Stored records =

# # # #

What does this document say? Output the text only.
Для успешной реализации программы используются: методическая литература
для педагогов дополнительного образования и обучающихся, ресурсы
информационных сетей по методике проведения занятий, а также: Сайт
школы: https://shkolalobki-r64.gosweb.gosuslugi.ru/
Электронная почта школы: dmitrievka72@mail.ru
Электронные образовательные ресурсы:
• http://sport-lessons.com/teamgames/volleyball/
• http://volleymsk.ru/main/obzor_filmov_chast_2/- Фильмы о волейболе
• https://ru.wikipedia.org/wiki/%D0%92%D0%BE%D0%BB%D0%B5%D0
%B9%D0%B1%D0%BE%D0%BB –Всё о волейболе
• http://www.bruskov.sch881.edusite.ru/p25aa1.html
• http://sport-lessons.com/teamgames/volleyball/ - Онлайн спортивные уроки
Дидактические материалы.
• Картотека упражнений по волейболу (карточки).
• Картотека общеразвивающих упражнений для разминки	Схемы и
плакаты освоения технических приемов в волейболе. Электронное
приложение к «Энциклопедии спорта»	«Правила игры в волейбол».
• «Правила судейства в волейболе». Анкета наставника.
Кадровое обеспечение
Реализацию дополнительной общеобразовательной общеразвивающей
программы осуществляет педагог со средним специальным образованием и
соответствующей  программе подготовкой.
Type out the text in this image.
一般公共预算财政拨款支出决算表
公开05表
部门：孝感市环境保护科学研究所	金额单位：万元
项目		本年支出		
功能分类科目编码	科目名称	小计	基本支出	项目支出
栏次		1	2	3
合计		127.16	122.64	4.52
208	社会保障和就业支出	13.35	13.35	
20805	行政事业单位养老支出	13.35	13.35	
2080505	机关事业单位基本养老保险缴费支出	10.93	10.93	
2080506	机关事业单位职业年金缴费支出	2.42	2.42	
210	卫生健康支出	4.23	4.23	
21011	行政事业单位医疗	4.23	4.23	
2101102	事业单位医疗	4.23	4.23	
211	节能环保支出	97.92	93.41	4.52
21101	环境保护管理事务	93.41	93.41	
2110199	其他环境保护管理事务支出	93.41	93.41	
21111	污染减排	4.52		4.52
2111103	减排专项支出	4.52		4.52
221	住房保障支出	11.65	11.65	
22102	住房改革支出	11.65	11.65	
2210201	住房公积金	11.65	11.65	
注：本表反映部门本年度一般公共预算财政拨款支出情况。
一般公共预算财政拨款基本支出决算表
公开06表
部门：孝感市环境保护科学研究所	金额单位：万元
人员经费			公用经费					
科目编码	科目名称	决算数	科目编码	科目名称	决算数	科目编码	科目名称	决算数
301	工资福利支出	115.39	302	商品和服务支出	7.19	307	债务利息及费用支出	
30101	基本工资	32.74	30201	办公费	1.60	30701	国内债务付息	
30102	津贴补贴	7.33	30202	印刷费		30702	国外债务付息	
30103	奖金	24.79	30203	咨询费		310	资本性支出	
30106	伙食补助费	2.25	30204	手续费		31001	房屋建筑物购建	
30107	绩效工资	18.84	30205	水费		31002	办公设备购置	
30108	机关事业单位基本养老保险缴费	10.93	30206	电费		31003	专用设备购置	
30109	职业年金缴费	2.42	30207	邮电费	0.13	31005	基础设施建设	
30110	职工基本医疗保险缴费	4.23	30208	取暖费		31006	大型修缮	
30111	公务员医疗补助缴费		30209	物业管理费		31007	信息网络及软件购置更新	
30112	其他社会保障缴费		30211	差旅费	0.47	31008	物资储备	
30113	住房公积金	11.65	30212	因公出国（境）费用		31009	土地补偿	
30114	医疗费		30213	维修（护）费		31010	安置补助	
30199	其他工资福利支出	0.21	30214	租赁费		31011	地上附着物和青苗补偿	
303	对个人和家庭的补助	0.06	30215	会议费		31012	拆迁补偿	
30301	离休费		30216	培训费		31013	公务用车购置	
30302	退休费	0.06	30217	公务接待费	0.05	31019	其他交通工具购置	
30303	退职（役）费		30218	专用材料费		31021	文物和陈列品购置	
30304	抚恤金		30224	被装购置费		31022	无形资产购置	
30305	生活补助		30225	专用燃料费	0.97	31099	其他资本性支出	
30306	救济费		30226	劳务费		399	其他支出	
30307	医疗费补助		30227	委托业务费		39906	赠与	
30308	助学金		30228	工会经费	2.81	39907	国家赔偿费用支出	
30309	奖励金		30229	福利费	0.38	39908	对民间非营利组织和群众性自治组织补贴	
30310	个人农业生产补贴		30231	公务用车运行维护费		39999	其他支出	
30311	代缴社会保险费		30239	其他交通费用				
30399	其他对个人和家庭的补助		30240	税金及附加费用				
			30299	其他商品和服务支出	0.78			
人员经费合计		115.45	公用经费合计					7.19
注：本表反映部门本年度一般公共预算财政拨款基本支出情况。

# # # #

WORK TO COMPLETE = Scan the material above. Copy each line where "программы" occurs.

TASK ANSWER =
Для успешной реализации программы используются: методическая литература
программы осуществляет педагог со средним специальным образованием и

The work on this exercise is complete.